───── SUPPLIED RECORDS ─────

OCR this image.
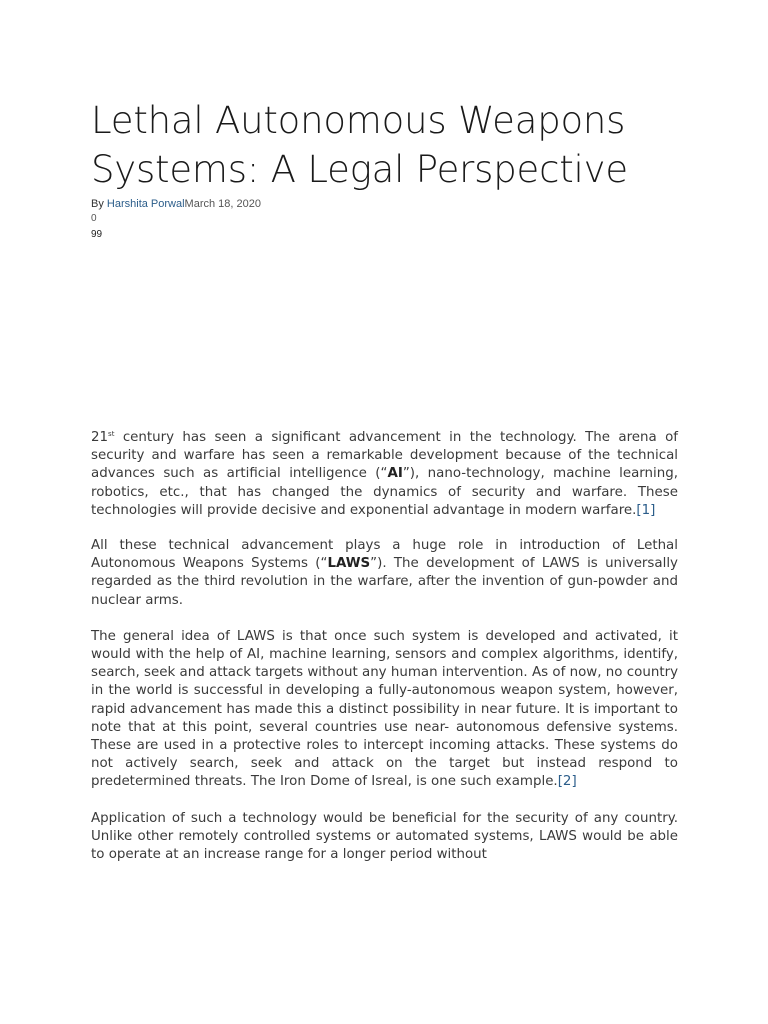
Lethal Autonomous Weapons Systems: A Legal Perspective
By Harshita PorwalMarch 18, 2020
0
99

21st century has seen a significant advancement in the technology. The arena of security and warfare has seen a remarkable development because of the technical advances such as artificial intelligence (“AI”), nano-technology, machine learning, robotics, etc., that has changed the dynamics of security and warfare. These technologies will provide decisive and exponential advantage in modern warfare.[1]

All these technical advancement plays a huge role in introduction of Lethal Autonomous Weapons Systems (“LAWS”). The development of LAWS is universally regarded as the third revolution in the warfare, after the invention of gun-powder and nuclear arms.

The general idea of LAWS is that once such system is developed and activated, it would with the help of AI, machine learning, sensors and complex algorithms, identify, search, seek and attack targets without any human intervention. As of now, no country in the world is successful in developing a fully-autonomous weapon system, however, rapid advancement has made this a distinct possibility in near future. It is important to note that at this point, several countries use near- autonomous defensive systems. These are used in a protective roles to intercept incoming attacks. These systems do not actively search, seek and attack on the target but instead respond to predetermined threats. The Iron Dome of Isreal, is one such example.[2]

Application of such a technology would be beneficial for the security of any country. Unlike other remotely controlled systems or automated systems, LAWS would be able to operate at an increase range for a longer period without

─────

Search the preceding listing for "without" and extract every line where it is found.

▸ SOLUTION TO THIS TASK:
The general idea of LAWS is that once such system is developed and activated, it would with the help of AI, machine learning, sensors and complex algorithms, identify, search, seek and attack targets without any human intervention. As of now, no country in the world is successful in developing a fully-autonomous weapon system, however, rapid advancement has made this a distinct possibility in near future. It is important to note that at this point, several countries use near- autonomous defensive systems. These are used in a protective roles to intercept incoming attacks. These systems do not actively search, seek and attack on the target but instead respond to predetermined threats. The Iron Dome of Isreal, is one such example.[2]
Application of such a technology would be beneficial for the security of any country. Unlike other remotely controlled systems or automated systems, LAWS would be able to operate at an increase range for a longer period without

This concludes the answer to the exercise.